-- begin Excerpted data --
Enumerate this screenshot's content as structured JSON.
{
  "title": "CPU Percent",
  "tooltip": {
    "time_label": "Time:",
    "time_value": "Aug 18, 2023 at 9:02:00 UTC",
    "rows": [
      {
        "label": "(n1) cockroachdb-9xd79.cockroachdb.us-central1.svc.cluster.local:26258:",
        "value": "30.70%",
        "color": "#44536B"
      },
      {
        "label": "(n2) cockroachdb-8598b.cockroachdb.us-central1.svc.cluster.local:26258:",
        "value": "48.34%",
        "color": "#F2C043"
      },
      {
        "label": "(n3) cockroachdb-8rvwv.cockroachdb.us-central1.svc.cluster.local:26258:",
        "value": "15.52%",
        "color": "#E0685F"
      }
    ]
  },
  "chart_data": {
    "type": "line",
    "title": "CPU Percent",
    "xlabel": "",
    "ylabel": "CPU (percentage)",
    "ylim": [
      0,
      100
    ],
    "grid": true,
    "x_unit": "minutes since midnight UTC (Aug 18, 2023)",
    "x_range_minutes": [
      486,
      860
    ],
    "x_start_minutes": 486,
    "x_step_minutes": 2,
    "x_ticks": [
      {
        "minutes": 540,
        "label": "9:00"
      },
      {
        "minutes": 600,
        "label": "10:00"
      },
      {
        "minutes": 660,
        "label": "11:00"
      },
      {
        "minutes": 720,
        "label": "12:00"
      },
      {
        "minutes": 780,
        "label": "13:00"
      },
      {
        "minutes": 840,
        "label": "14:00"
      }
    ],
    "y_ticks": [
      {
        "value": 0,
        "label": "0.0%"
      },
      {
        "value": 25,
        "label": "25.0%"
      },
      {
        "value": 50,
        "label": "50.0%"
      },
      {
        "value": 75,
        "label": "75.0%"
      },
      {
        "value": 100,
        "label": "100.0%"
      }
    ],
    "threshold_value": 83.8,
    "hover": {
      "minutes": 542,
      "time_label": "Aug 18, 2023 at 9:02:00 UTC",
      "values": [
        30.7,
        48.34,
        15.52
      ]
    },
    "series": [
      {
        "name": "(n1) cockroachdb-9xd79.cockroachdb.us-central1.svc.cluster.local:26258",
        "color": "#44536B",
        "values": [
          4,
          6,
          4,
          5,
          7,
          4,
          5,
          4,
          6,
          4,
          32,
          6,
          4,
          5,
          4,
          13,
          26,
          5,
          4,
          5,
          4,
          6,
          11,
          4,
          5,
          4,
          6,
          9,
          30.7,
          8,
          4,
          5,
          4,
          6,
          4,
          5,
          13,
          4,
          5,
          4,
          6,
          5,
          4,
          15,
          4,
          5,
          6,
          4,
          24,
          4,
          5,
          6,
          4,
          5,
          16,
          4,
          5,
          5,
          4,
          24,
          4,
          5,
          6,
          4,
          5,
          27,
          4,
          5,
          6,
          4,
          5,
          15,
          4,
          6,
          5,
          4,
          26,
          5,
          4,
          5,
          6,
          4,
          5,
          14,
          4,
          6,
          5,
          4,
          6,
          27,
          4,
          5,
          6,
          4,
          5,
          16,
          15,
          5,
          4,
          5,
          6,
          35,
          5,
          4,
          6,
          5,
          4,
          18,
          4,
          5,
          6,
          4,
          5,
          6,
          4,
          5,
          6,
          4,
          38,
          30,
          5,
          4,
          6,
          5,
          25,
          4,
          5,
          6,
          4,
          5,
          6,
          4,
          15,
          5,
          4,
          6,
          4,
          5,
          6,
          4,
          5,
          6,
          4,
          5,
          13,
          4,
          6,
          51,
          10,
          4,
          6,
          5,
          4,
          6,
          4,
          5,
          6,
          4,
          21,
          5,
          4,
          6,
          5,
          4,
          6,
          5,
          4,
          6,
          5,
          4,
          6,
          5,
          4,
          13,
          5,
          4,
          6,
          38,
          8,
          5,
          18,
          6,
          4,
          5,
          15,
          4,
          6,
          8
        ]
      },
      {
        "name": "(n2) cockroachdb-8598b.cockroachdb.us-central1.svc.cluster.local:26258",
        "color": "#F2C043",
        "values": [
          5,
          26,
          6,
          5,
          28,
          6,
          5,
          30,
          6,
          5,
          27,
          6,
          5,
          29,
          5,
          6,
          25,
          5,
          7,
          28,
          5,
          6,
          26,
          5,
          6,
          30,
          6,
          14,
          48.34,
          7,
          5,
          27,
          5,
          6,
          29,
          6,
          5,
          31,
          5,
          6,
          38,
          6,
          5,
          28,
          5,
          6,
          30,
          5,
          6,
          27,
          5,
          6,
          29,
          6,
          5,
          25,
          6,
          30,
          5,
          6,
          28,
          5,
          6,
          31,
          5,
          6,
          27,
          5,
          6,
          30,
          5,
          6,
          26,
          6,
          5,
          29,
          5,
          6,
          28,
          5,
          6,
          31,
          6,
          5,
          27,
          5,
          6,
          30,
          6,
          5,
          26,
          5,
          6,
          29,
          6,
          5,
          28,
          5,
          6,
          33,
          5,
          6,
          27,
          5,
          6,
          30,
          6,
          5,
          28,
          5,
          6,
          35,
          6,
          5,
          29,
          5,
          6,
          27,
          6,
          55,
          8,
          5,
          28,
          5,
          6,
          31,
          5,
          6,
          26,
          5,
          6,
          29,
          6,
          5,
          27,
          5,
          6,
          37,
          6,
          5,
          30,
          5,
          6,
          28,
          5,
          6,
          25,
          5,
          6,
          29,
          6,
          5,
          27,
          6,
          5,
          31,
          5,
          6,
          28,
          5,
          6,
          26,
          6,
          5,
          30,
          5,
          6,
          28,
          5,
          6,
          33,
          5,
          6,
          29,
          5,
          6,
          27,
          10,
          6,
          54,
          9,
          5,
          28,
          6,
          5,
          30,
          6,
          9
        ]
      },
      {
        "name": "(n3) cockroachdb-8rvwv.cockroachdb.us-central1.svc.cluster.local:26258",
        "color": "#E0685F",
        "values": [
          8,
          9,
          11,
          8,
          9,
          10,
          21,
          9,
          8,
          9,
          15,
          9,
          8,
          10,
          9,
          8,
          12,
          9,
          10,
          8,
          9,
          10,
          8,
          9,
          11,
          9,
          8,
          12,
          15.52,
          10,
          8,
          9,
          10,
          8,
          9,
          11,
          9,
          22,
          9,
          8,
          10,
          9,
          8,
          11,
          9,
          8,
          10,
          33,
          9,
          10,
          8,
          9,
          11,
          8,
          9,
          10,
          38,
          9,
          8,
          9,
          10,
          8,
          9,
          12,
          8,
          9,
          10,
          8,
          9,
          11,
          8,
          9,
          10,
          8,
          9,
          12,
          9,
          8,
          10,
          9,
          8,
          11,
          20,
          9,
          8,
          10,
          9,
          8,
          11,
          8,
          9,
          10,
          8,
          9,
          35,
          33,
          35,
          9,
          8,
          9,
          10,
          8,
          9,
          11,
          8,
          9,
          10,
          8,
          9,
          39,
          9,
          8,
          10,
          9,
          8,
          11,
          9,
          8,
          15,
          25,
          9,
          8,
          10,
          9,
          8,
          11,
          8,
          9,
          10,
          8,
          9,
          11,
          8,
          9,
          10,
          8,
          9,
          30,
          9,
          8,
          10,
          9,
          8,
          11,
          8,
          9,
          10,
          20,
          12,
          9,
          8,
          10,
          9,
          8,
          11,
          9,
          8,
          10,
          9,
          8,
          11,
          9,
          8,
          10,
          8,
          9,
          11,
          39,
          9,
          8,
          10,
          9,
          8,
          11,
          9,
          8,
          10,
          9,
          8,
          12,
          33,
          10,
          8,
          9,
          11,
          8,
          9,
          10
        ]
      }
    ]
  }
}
-- end Excerpted data --
- Problem to work on: Reproduce the listing above verbatim, from first line to last.

- Exercise output:
Enumerate this screenshot's content as structured JSON.
{
  "title": "CPU Percent",
  "tooltip": {
    "time_label": "Time:",
    "time_value": "Aug 18, 2023 at 9:02:00 UTC",
    "rows": [
      {
        "label": "(n1) cockroachdb-9xd79.cockroachdb.us-central1.svc.cluster.local:26258:",
        "value": "30.70%",
        "color": "#44536B"
      },
      {
        "label": "(n2) cockroachdb-8598b.cockroachdb.us-central1.svc.cluster.local:26258:",
        "value": "48.34%",
        "color": "#F2C043"
      },
      {
        "label": "(n3) cockroachdb-8rvwv.cockroachdb.us-central1.svc.cluster.local:26258:",
        "value": "15.52%",
        "color": "#E0685F"
      }
    ]
  },
  "chart_data": {
    "type": "line",
    "title": "CPU Percent",
    "xlabel": "",
    "ylabel": "CPU (percentage)",
    "ylim": [
      0,
      100
    ],
    "grid": true,
    "x_unit": "minutes since midnight UTC (Aug 18, 2023)",
    "x_range_minutes": [
      486,
      860
    ],
    "x_start_minutes": 486,
    "x_step_minutes": 2,
    "x_ticks": [
      {
        "minutes": 540,
        "label": "9:00"
      },
      {
        "minutes": 600,
        "label": "10:00"
      },
      {
        "minutes": 660,
        "label": "11:00"
      },
      {
        "minutes": 720,
        "label": "12:00"
      },
      {
        "minutes": 780,
        "label": "13:00"
      },
      {
        "minutes": 840,
        "label": "14:00"
      }
    ],
    "y_ticks": [
      {
        "value": 0,
        "label": "0.0%"
      },
      {
        "value": 25,
        "label": "25.0%"
      },
      {
        "value": 50,
        "label": "50.0%"
      },
      {
        "value": 75,
        "label": "75.0%"
      },
      {
        "value": 100,
        "label": "100.0%"
      }
    ],
    "threshold_value": 83.8,
    "hover": {
      "minutes": 542,
      "time_label": "Aug 18, 2023 at 9:02:00 UTC",
      "values": [
        30.7,
        48.34,
        15.52
      ]
    },
    "series": [
      {
        "name": "(n1) cockroachdb-9xd79.cockroachdb.us-central1.svc.cluster.local:26258",
        "color": "#44536B",
        "values": [
          4,
          6,
          4,
          5,
          7,
          4,
          5,
          4,
          6,
          4,
          32,
          6,
          4,
          5,
          4,
          13,
          26,
          5,
          4,
          5,
          4,
          6,
          11,
          4,
          5,
          4,
          6,
          9,
          30.7,
          8,
          4,
          5,
          4,
          6,
          4,
          5,
          13,
          4,
          5,
          4,
          6,
          5,
          4,
          15,
          4,
          5,
          6,
          4,
          24,
          4,
          5,
          6,
          4,
          5,
          16,
          4,
          5,
          5,
          4,
          24,
          4,
          5,
          6,
          4,
          5,
          27,
          4,
          5,
          6,
          4,
          5,
          15,
          4,
          6,
          5,
          4,
          26,
          5,
          4,
          5,
          6,
          4,
          5,
          14,
          4,
          6,
          5,
          4,
          6,
          27,
          4,
          5,
          6,
          4,
          5,
          16,
          15,
          5,
          4,
          5,
          6,
          35,
          5,
          4,
          6,
          5,
          4,
          18,
          4,
          5,
          6,
          4,
          5,
          6,
          4,
          5,
          6,
          4,
          38,
          30,
          5,
          4,
          6,
          5,
          25,
          4,
          5,
          6,
          4,
          5,
          6,
          4,
          15,
          5,
          4,
          6,
          4,
          5,
          6,
          4,
          5,
          6,
          4,
          5,
          13,
          4,
          6,
          51,
          10,
          4,
          6,
          5,
          4,
          6,
          4,
          5,
          6,
          4,
          21,
          5,
          4,
          6,
          5,
          4,
          6,
          5,
          4,
          6,
          5,
          4,
          6,
          5,
          4,
          13,
          5,
          4,
          6,
          38,
          8,
          5,
          18,
          6,
          4,
          5,
          15,
          4,
          6,
          8
        ]
      },
      {
        "name": "(n2) cockroachdb-8598b.cockroachdb.us-central1.svc.cluster.local:26258",
        "color": "#F2C043",
        "values": [
          5,
          26,
          6,
          5,
          28,
          6,
          5,
          30,
          6,
          5,
          27,
          6,
          5,
          29,
          5,
          6,
          25,
          5,
          7,
          28,
          5,
          6,
          26,
          5,
          6,
          30,
          6,
          14,
          48.34,
          7,
          5,
          27,
          5,
          6,
          29,
          6,
          5,
          31,
          5,
          6,
          38,
          6,
          5,
          28,
          5,
          6,
          30,
          5,
          6,
          27,
          5,
          6,
          29,
          6,
          5,
          25,
          6,
          30,
          5,
          6,
          28,
          5,
          6,
          31,
          5,
          6,
          27,
          5,
          6,
          30,
          5,
          6,
          26,
          6,
          5,
          29,
          5,
          6,
          28,
          5,
          6,
          31,
          6,
          5,
          27,
          5,
          6,
          30,
          6,
          5,
          26,
          5,
          6,
          29,
          6,
          5,
          28,
          5,
          6,
          33,
          5,
          6,
          27,
          5,
          6,
          30,
          6,
          5,
          28,
          5,
          6,
          35,
          6,
          5,
          29,
          5,
          6,
          27,
          6,
          55,
          8,
          5,
          28,
          5,
          6,
          31,
          5,
          6,
          26,
          5,
          6,
          29,
          6,
          5,
          27,
          5,
          6,
          37,
          6,
          5,
          30,
          5,
          6,
          28,
          5,
          6,
          25,
          5,
          6,
          29,
          6,
          5,
          27,
          6,
          5,
          31,
          5,
          6,
          28,
          5,
          6,
          26,
          6,
          5,
          30,
          5,
          6,
          28,
          5,
          6,
          33,
          5,
          6,
          29,
          5,
          6,
          27,
          10,
          6,
          54,
          9,
          5,
          28,
          6,
          5,
          30,
          6,
          9
        ]
      },
      {
        "name": "(n3) cockroachdb-8rvwv.cockroachdb.us-central1.svc.cluster.local:26258",
        "color": "#E0685F",
        "values": [
          8,
          9,
          11,
          8,
          9,
          10,
          21,
          9,
          8,
          9,
          15,
          9,
          8,
          10,
          9,
          8,
          12,
          9,
          10,
          8,
          9,
          10,
          8,
          9,
          11,
          9,
          8,
          12,
          15.52,
          10,
          8,
          9,
          10,
          8,
          9,
          11,
          9,
          22,
          9,
          8,
          10,
          9,
          8,
          11,
          9,
          8,
          10,
          33,
          9,
          10,
          8,
          9,
          11,
          8,
          9,
          10,
          38,
          9,
          8,
          9,
          10,
          8,
          9,
          12,
          8,
          9,
          10,
          8,
          9,
          11,
          8,
          9,
          10,
          8,
          9,
          12,
          9,
          8,
          10,
          9,
          8,
          11,
          20,
          9,
          8,
          10,
          9,
          8,
          11,
          8,
          9,
          10,
          8,
          9,
          35,
          33,
          35,
          9,
          8,
          9,
          10,
          8,
          9,
          11,
          8,
          9,
          10,
          8,
          9,
          39,
          9,
          8,
          10,
          9,
          8,
          11,
          9,
          8,
          15,
          25,
          9,
          8,
          10,
          9,
          8,
          11,
          8,
          9,
          10,
          8,
          9,
          11,
          8,
          9,
          10,
          8,
          9,
          30,
          9,
          8,
          10,
          9,
          8,
          11,
          8,
          9,
          10,
          20,
          12,
          9,
          8,
          10,
          9,
          8,
          11,
          9,
          8,
          10,
          9,
          8,
          11,
          9,
          8,
          10,
          8,
          9,
          11,
          39,
          9,
          8,
          10,
          9,
          8,
          11,
          9,
          8,
          10,
          9,
          8,
          12,
          33,
          10,
          8,
          9,
          11,
          8,
          9,
          10
        ]
      }
    ]
  }
}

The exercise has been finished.